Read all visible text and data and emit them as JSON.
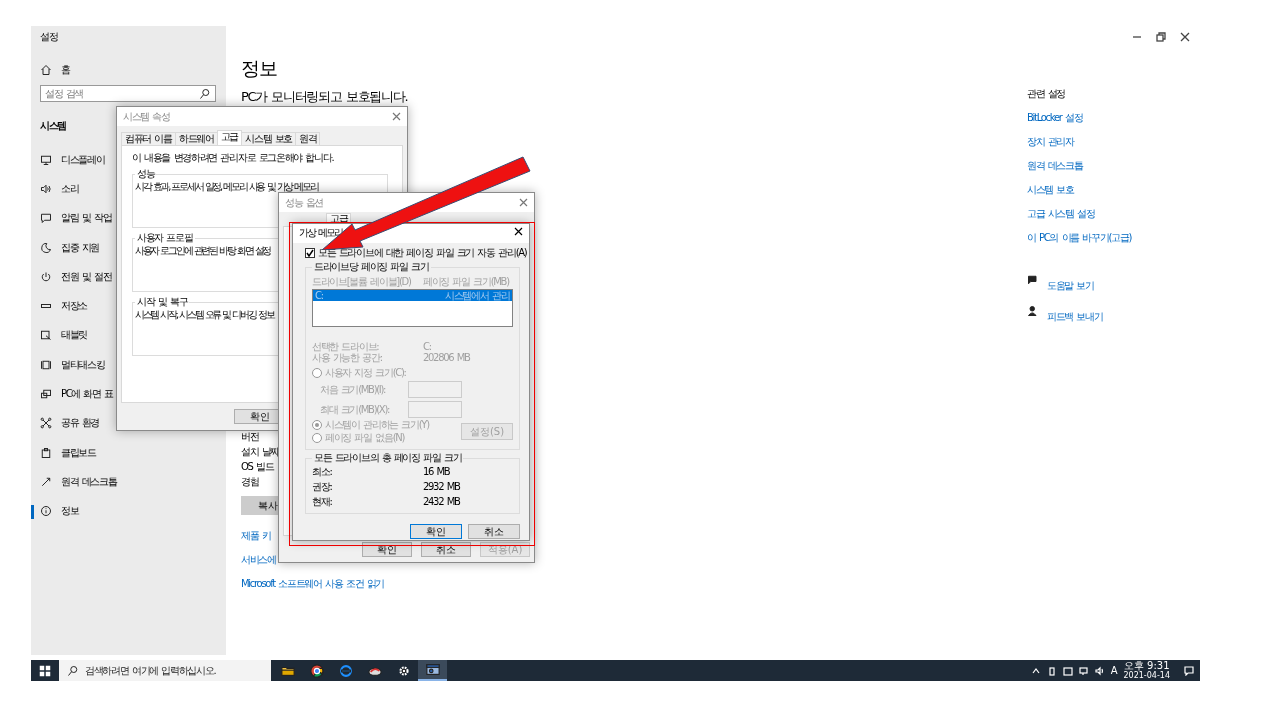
{
  "settings": {
    "title": "설정",
    "sidebar": {
      "home": "홈",
      "search": {
        "placeholder": "설정 검색"
      },
      "section": "시스템",
      "items": [
        {
          "label": "디스플레이",
          "selected": false
        },
        {
          "label": "소리",
          "selected": false
        },
        {
          "label": "알림 및 작업",
          "selected": false
        },
        {
          "label": "집중 지원",
          "selected": false
        },
        {
          "label": "전원 및 절전",
          "selected": false
        },
        {
          "label": "저장소",
          "selected": false
        },
        {
          "label": "태블릿",
          "selected": false
        },
        {
          "label": "멀티태스킹",
          "selected": false
        },
        {
          "label": "PC에 화면 표",
          "selected": false
        },
        {
          "label": "공유 환경",
          "selected": false
        },
        {
          "label": "클립보드",
          "selected": false
        },
        {
          "label": "원격 데스크톱",
          "selected": false
        },
        {
          "label": "정보",
          "selected": true
        }
      ]
    },
    "content": {
      "heading": "정보",
      "status": "PC가 모니터링되고 보호됩니다.",
      "spec_labels": [
        "버전",
        "설치 날짜",
        "OS 빌드",
        "경험"
      ],
      "copy_button": "복사",
      "links": [
        "제품 키",
        "서비스에",
        "Microsoft 소프트웨어 사용 조건 읽기"
      ]
    },
    "related": {
      "heading": "관련 설정",
      "links": [
        "BitLocker 설정",
        "장치 관리자",
        "원격 데스크톱",
        "시스템 보호",
        "고급 시스템 설정",
        "이 PC의 이름 바꾸기(고급)"
      ],
      "help": [
        "도움말 보기",
        "피드백 보내기"
      ]
    }
  },
  "system_properties": {
    "title": "시스템 속성",
    "tabs": [
      {
        "label": "컴퓨터 이름",
        "selected": false
      },
      {
        "label": "하드웨어",
        "selected": false
      },
      {
        "label": "고급",
        "selected": true
      },
      {
        "label": "시스템 보호",
        "selected": false
      },
      {
        "label": "원격",
        "selected": false
      }
    ],
    "notice": "이 내용을 변경하려면 관리자로 로그온해야 합니다.",
    "groups": [
      {
        "title": "성능",
        "description": "시각 효과, 프로세서 일정, 메모리 사용 및 가상 메모리"
      },
      {
        "title": "사용자 프로필",
        "description": "사용자 로그인에 관련된 바탕 화면 설정"
      },
      {
        "title": "시작 및 복구",
        "description": "시스템 시작, 시스템 오류 및 디버깅 정보"
      }
    ],
    "buttons": [
      "확인"
    ]
  },
  "performance_options": {
    "title": "성능 옵션",
    "tabs": [
      {
        "label": "고급",
        "selected": true
      }
    ],
    "buttons": [
      {
        "label": "확인",
        "disabled": false
      },
      {
        "label": "취소",
        "disabled": false
      },
      {
        "label": "적용(A)",
        "disabled": true
      }
    ]
  },
  "virtual_memory": {
    "title": "가상 메모리",
    "auto_manage": {
      "label": "모든 드라이브에 대한 페이징 파일 크기 자동 관리(A)",
      "checked": true
    },
    "per_drive": {
      "title": "드라이브당 페이징 파일 크기",
      "columns": [
        "드라이브[볼륨 레이블](D)",
        "페이징 파일 크기(MB)"
      ],
      "rows": [
        {
          "drive": "C:",
          "size": "시스템에서 관리",
          "selected": true
        }
      ],
      "info": [
        {
          "label": "선택한 드라이브:",
          "value": "C:"
        },
        {
          "label": "사용 가능한 공간:",
          "value": "202806 MB"
        }
      ],
      "options": [
        {
          "label": "사용자 지정 크기(C):",
          "selected": false
        },
        {
          "label": "시스템이 관리하는 크기(Y)",
          "selected": true
        },
        {
          "label": "페이징 파일 없음(N)",
          "selected": false
        }
      ],
      "fields": [
        "처음 크기(MB)(I):",
        "최대 크기(MB)(X):"
      ],
      "set_button": {
        "label": "설정(S)",
        "disabled": true
      }
    },
    "totals": {
      "title": "모든 드라이브의 총 페이징 파일 크기",
      "rows": [
        {
          "label": "최소:",
          "value": "16 MB"
        },
        {
          "label": "권장:",
          "value": "2932 MB"
        },
        {
          "label": "현재:",
          "value": "2432 MB"
        }
      ]
    },
    "buttons": [
      {
        "label": "확인",
        "default": true
      },
      {
        "label": "취소",
        "default": false
      }
    ]
  },
  "taskbar": {
    "search_placeholder": "검색하려면 여기에 입력하십시오.",
    "apps": [
      {
        "active": false
      },
      {
        "active": false
      },
      {
        "active": false
      },
      {
        "active": false
      },
      {
        "active": false
      },
      {
        "active": true
      }
    ],
    "ime": "A",
    "time": "오후 9:31",
    "date": "2021-04-14"
  }
}
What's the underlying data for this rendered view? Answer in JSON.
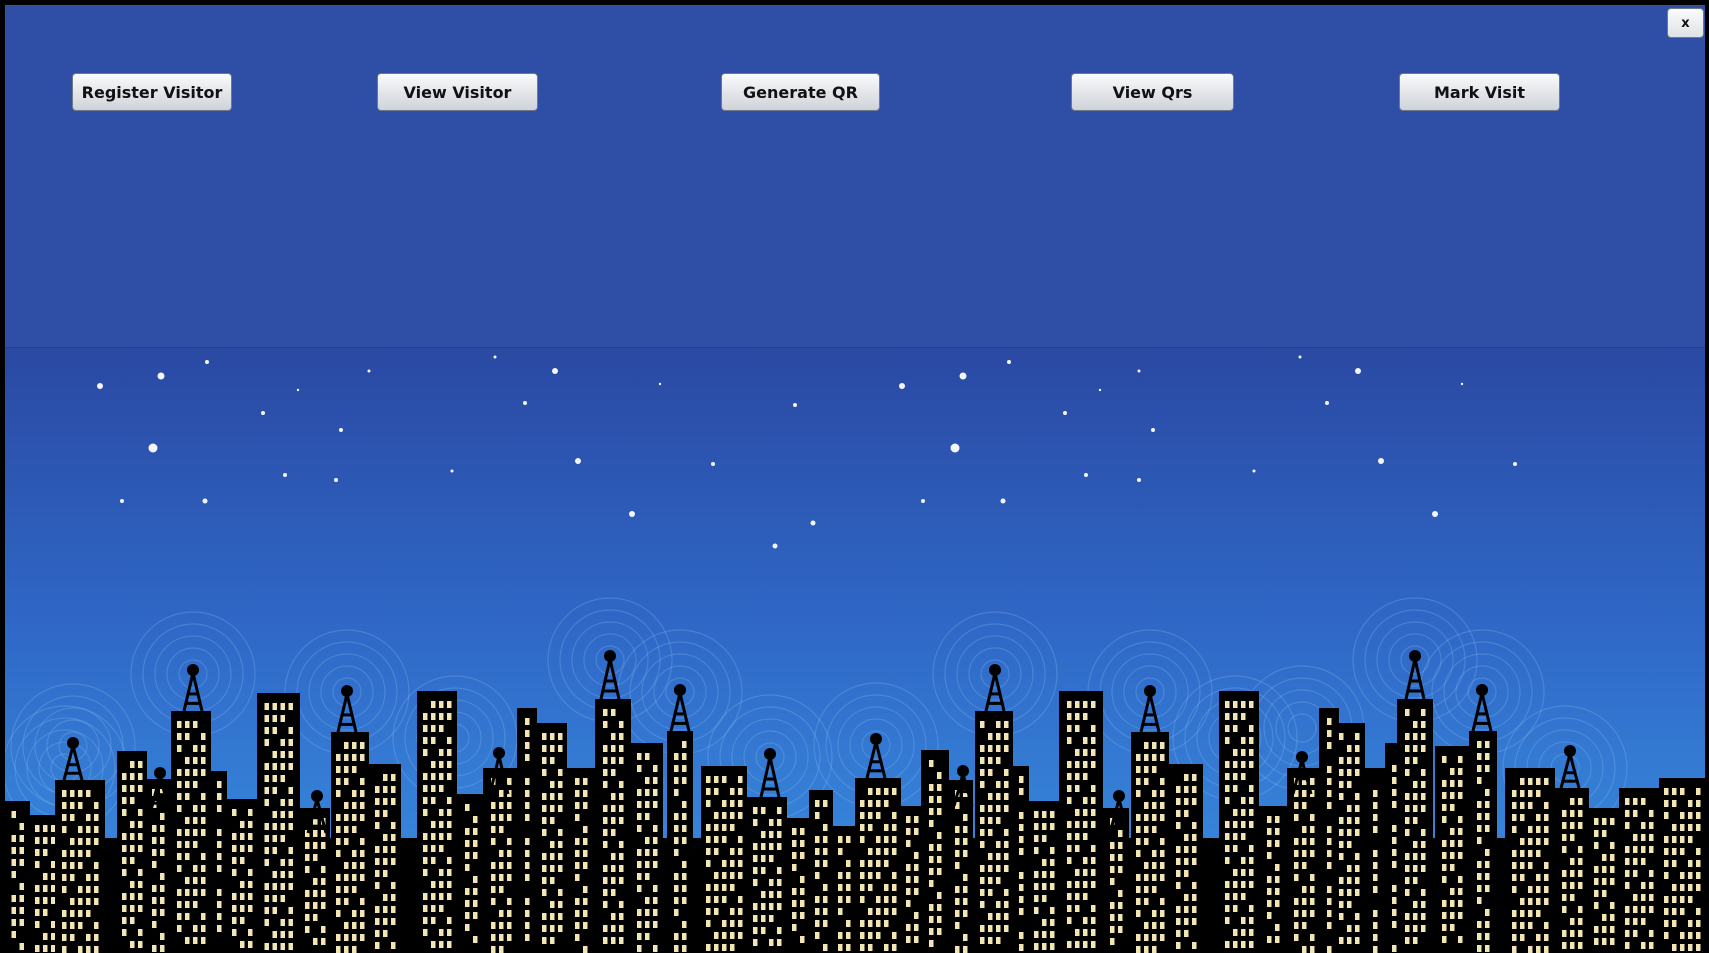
{
  "window": {
    "close_label": "x"
  },
  "toolbar": {
    "buttons": [
      {
        "label": "Register Visitor"
      },
      {
        "label": "View Visitor"
      },
      {
        "label": "Generate QR"
      },
      {
        "label": "View Qrs"
      },
      {
        "label": "Mark Visit"
      }
    ]
  },
  "colors": {
    "panel_background": "#2f4ea6",
    "sky_top": "#2a49a3",
    "sky_bottom": "#3a93e4",
    "skyline": "#000000",
    "windows": "#f2e7b4"
  },
  "background": {
    "icon": "city-skyline-with-radio-towers"
  }
}
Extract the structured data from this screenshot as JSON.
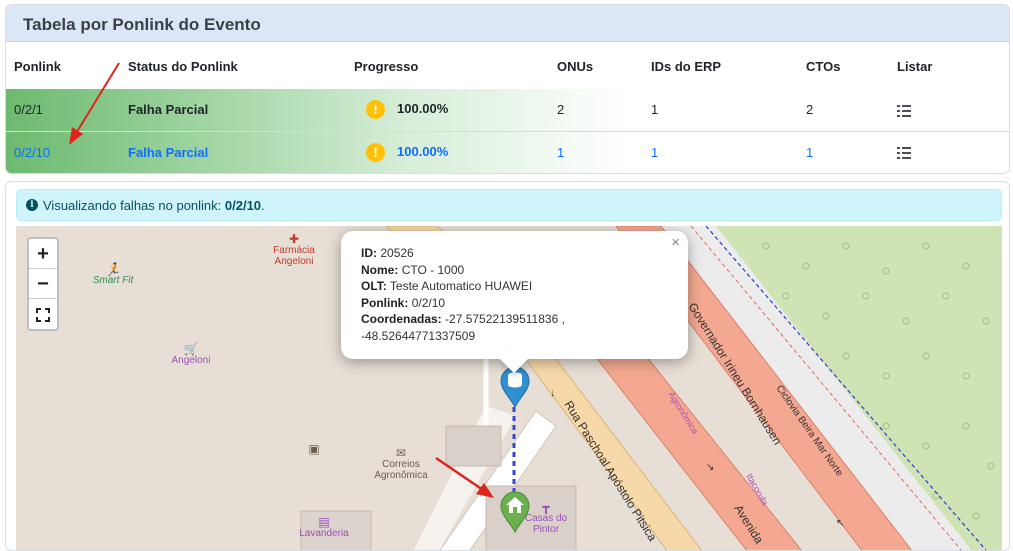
{
  "table_card": {
    "title": "Tabela por Ponlink do Evento",
    "columns": [
      "Ponlink",
      "Status do Ponlink",
      "Progresso",
      "ONUs",
      "IDs do ERP",
      "CTOs",
      "Listar"
    ],
    "rows": [
      {
        "ponlink": "0/2/1",
        "status": "Falha Parcial",
        "progress": "100.00%",
        "onus": "2",
        "erp": "1",
        "ctos": "2"
      },
      {
        "ponlink": "0/2/10",
        "status": "Falha Parcial",
        "progress": "100.00%",
        "onus": "1",
        "erp": "1",
        "ctos": "1"
      }
    ]
  },
  "alert": {
    "text": "Visualizando falhas no ponlink: ",
    "ponlink": "0/2/10",
    "suffix": "."
  },
  "map": {
    "zoom_in": "+",
    "zoom_out": "−",
    "popup": {
      "id_label": "ID:",
      "id_value": "20526",
      "nome_label": "Nome:",
      "nome_value": "CTO - 1000",
      "olt_label": "OLT:",
      "olt_value": "Teste Automatico HUAWEI",
      "ponlink_label": "Ponlink:",
      "ponlink_value": "0/2/10",
      "coord_label": "Coordenadas:",
      "coord_value_1": "-27.57522139511836 ,",
      "coord_value_2": "-48.52644771337509",
      "close": "×"
    },
    "labels": {
      "farmacia_1": "Farmácia",
      "farmacia_2": "Angeloni",
      "smartfit": "Smart Fit",
      "angeloni": "Angeloni",
      "correios_1": "Correios",
      "correios_2": "Agronômica",
      "lavanderia": "Lavanderia",
      "casas_1": "Casas do",
      "casas_2": "Pintor",
      "rua_paschoal": "Rua Paschoal Apóstolo Pitsica",
      "governador": "Governador Irineu Bornhausen",
      "ciclovia": "Ciclovia Beira Mar Norte",
      "agronomica": "Agronômica",
      "itacorubi": "Itacorubi",
      "avenida": "Avenida"
    },
    "colors": {
      "primary_road": "#f4a891",
      "secondary_road": "#f7d8a8",
      "park": "#c9dfb0",
      "cto_marker": "#2f8fd1",
      "house_marker": "#6ab04c",
      "arrow": "#e0241b"
    }
  }
}
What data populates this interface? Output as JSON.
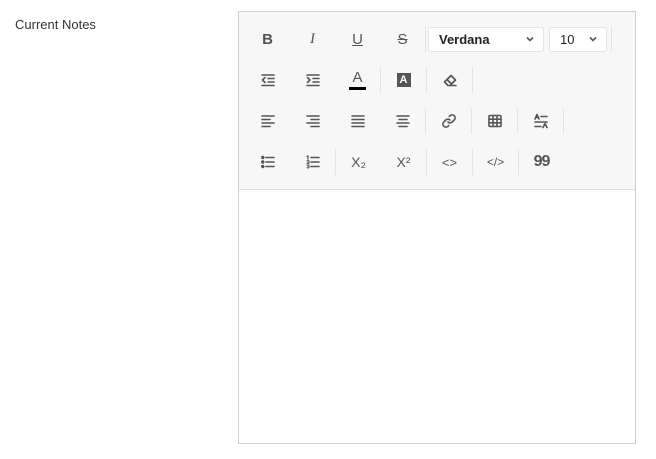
{
  "field": {
    "label": "Current Notes"
  },
  "toolbar": {
    "font_family": "Verdana",
    "font_size": "10",
    "bold_glyph": "B",
    "italic_glyph": "I",
    "underline_glyph": "U",
    "strike_glyph": "S",
    "text_color_glyph": "A",
    "bg_color_glyph": "A",
    "subscript_glyph": "X₂",
    "superscript_glyph": "X²",
    "code_glyph": "<>",
    "codeblock_glyph": "</>",
    "quote_glyph": "99"
  },
  "colors": {
    "text_color_indicator": "#000000",
    "toolbar_bg": "#f7f7f7",
    "border": "#cfcfcf"
  },
  "editor": {
    "content": ""
  }
}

— Aim of the exercise —
Locate the lines above that hold the word "skyline". Show every one of them.

— Answer below —
    "skyline": "#000000",
    "icon": "city-skyline-with-radio-towers"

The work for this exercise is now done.